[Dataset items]
+--
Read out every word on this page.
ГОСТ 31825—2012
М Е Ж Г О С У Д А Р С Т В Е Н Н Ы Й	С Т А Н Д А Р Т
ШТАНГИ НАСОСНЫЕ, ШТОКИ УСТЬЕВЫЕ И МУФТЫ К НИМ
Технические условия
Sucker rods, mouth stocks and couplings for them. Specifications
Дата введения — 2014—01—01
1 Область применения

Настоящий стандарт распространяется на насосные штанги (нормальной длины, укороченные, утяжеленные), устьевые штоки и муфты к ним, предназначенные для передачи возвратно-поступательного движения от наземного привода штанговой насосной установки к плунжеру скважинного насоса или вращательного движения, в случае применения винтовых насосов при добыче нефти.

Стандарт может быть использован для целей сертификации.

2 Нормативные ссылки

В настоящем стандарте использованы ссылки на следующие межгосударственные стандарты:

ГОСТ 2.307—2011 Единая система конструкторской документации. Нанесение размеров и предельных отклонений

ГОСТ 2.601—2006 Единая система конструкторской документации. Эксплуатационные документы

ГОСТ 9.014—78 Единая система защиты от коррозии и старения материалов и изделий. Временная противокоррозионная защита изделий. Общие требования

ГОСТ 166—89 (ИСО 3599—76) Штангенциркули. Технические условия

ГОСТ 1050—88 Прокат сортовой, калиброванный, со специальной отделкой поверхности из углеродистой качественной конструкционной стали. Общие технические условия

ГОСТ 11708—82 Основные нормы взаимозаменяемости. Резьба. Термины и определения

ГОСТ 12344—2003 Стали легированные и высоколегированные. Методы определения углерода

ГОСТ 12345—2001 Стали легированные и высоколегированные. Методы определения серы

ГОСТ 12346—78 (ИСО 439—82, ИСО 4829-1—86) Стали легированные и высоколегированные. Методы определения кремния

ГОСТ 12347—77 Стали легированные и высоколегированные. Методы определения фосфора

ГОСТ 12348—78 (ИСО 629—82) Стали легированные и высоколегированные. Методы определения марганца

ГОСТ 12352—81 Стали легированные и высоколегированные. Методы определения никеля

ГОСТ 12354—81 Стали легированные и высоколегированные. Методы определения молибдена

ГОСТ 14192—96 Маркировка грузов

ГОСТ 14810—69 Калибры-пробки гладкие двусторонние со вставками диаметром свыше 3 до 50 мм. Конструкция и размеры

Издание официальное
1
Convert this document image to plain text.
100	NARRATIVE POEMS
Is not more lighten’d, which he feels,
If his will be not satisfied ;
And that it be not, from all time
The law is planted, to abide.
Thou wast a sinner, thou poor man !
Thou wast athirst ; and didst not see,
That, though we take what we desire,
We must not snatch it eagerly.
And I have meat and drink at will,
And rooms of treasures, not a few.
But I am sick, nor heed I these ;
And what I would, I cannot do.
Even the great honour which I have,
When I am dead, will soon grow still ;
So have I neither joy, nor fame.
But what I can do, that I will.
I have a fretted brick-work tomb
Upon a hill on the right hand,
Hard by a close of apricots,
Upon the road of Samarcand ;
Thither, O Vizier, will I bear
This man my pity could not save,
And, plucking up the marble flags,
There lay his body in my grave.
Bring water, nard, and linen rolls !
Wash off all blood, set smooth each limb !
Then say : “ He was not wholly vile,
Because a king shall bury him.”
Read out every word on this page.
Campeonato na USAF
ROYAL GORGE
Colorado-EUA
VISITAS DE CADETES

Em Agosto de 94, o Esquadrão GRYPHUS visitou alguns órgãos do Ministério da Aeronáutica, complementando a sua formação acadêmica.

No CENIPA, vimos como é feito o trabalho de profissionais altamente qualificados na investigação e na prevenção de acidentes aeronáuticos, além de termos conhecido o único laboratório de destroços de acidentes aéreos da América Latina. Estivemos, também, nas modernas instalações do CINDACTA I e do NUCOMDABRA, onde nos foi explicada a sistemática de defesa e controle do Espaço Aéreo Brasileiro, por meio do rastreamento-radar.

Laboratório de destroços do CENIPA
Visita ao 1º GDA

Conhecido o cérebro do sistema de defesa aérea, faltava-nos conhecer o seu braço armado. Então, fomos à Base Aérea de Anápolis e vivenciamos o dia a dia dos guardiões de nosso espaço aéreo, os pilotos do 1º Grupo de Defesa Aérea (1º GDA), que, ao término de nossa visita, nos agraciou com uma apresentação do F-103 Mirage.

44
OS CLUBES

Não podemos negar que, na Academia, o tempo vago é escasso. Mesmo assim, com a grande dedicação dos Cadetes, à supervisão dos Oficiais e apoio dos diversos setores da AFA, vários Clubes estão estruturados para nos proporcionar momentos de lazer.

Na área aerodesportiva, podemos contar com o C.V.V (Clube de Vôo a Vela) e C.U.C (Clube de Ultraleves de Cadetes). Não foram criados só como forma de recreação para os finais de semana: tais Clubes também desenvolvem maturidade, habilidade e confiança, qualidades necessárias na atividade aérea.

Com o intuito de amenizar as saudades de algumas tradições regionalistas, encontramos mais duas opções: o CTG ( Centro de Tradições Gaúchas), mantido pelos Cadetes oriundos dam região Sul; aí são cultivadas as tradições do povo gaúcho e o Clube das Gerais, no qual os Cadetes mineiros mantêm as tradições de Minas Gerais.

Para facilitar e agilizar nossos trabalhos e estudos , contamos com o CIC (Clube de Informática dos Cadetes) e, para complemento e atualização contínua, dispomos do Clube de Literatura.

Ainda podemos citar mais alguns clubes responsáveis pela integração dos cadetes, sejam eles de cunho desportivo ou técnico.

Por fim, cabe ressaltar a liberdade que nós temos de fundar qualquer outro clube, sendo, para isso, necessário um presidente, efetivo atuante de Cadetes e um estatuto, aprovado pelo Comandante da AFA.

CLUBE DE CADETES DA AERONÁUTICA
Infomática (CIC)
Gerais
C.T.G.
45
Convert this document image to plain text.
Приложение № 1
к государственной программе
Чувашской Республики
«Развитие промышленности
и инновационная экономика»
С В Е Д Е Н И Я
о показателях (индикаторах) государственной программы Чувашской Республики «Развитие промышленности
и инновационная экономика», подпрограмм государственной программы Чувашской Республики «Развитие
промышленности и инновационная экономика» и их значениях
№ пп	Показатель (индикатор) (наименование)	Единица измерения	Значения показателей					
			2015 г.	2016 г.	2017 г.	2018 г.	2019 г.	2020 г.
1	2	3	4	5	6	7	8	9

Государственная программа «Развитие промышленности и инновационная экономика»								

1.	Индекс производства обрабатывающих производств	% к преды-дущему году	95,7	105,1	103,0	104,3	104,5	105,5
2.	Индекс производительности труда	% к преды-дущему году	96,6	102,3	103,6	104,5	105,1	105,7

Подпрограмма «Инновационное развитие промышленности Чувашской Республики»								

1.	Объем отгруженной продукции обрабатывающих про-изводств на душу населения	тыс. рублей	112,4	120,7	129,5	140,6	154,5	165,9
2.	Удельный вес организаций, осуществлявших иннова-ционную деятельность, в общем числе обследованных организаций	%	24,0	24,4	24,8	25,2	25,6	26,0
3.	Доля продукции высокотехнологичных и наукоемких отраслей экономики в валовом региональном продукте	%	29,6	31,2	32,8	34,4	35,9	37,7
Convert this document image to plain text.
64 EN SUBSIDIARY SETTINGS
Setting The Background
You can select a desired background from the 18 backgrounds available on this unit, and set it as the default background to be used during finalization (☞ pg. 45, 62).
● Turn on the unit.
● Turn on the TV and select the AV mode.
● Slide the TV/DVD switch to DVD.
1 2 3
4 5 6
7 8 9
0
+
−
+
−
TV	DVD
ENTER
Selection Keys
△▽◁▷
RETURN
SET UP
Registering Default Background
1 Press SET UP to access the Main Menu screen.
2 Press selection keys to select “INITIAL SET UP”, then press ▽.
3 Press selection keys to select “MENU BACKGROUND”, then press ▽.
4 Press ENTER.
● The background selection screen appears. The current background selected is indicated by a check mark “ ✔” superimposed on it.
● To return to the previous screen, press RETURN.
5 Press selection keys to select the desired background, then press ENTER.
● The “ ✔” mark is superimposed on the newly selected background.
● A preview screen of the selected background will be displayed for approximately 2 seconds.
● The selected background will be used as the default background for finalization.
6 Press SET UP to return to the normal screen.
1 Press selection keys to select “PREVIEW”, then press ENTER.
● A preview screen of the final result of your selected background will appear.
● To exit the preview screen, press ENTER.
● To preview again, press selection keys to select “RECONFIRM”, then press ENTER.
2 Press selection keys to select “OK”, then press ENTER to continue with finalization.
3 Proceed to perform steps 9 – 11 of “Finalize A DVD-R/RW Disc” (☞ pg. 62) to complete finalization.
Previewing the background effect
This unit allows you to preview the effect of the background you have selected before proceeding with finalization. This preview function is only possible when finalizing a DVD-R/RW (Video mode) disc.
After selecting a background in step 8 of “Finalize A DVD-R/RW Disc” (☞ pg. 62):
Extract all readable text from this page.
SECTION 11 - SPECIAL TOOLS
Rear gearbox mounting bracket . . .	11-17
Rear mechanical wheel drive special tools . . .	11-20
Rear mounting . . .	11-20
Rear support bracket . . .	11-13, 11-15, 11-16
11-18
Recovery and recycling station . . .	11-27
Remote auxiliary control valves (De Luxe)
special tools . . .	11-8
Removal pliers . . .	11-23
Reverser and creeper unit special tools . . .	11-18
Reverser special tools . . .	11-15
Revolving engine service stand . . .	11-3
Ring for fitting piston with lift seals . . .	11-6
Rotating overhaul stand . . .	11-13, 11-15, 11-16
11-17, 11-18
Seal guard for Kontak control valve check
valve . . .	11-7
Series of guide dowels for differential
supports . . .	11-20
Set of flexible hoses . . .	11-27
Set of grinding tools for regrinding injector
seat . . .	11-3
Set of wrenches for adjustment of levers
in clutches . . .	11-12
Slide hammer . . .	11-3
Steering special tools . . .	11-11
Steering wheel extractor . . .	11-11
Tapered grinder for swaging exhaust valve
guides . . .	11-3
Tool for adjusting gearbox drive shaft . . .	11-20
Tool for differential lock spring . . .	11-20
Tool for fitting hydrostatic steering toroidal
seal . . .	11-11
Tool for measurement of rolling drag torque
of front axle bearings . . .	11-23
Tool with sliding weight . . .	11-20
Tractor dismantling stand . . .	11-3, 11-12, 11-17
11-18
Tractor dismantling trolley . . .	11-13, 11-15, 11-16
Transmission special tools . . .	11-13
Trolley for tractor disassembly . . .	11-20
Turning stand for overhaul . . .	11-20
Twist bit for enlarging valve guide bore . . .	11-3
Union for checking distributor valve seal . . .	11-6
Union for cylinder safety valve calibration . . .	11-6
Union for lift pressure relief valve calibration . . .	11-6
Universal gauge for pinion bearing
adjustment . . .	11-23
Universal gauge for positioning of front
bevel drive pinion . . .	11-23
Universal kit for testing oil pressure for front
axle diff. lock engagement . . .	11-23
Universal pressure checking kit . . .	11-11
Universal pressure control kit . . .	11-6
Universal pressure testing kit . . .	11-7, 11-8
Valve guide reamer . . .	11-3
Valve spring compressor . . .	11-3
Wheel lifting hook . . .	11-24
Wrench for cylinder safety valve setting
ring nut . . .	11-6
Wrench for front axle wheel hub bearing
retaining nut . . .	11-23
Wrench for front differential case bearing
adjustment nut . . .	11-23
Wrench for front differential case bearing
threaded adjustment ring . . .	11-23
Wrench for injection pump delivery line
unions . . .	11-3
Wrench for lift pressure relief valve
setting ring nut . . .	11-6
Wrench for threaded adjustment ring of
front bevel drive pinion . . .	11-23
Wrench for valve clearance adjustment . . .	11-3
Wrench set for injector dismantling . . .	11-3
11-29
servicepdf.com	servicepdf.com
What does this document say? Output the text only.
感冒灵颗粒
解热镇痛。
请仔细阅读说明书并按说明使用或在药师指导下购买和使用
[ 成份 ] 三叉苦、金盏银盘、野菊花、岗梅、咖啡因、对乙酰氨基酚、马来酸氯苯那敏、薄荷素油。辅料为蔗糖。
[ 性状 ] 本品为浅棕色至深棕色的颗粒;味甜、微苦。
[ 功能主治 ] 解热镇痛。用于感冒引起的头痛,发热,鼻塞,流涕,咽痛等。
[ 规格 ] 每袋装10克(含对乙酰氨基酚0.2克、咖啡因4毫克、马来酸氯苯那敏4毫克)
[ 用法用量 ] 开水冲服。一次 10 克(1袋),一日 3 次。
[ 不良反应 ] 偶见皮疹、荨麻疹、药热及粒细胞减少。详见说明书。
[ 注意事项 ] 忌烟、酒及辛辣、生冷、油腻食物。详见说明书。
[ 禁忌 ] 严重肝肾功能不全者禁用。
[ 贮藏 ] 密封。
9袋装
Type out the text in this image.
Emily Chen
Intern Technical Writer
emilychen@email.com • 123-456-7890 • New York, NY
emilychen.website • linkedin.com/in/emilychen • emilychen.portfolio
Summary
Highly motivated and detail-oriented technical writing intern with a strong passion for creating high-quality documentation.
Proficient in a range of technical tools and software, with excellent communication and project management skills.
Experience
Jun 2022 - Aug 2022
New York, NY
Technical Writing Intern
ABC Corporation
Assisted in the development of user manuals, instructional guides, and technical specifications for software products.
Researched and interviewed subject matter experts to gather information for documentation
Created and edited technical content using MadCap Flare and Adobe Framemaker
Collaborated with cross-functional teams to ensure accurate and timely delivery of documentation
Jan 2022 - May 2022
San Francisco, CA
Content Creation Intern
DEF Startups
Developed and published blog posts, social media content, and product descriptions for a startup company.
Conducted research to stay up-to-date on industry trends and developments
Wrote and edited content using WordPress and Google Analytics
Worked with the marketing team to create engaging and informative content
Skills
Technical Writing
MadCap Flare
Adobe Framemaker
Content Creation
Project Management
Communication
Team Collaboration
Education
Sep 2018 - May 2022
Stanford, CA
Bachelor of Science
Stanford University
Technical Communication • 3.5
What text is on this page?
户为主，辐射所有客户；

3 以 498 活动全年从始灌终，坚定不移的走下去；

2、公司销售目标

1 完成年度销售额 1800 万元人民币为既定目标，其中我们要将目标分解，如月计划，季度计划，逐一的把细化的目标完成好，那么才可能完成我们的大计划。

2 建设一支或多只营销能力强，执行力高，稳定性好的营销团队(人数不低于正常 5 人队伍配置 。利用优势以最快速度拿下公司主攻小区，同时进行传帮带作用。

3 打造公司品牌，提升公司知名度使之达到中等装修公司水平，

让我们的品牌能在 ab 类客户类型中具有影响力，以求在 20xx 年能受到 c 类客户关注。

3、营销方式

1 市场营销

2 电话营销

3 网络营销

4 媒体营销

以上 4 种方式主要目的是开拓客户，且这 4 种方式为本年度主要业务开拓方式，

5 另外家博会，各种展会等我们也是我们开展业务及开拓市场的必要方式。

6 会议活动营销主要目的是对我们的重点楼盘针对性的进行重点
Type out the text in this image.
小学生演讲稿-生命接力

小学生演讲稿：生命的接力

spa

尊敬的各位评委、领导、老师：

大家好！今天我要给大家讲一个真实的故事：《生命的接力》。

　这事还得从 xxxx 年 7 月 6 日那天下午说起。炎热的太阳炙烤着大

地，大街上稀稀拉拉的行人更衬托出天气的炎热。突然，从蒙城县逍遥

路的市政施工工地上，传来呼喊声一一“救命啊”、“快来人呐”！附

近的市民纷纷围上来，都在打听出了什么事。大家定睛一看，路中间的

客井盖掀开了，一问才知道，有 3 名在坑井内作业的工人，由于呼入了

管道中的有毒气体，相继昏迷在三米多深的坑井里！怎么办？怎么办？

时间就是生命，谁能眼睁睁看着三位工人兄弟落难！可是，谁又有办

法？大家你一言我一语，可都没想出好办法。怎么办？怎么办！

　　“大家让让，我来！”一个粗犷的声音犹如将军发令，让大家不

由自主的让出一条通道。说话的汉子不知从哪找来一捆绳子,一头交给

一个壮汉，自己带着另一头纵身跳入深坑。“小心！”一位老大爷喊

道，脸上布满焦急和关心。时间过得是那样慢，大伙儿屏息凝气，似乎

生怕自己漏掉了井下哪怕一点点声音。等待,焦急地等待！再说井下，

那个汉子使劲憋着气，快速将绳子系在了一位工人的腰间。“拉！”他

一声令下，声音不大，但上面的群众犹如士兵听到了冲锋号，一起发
+--
## Short problem
Check each line above for the string "from" and report how many lines have it, giving only the number.

## Correct output
3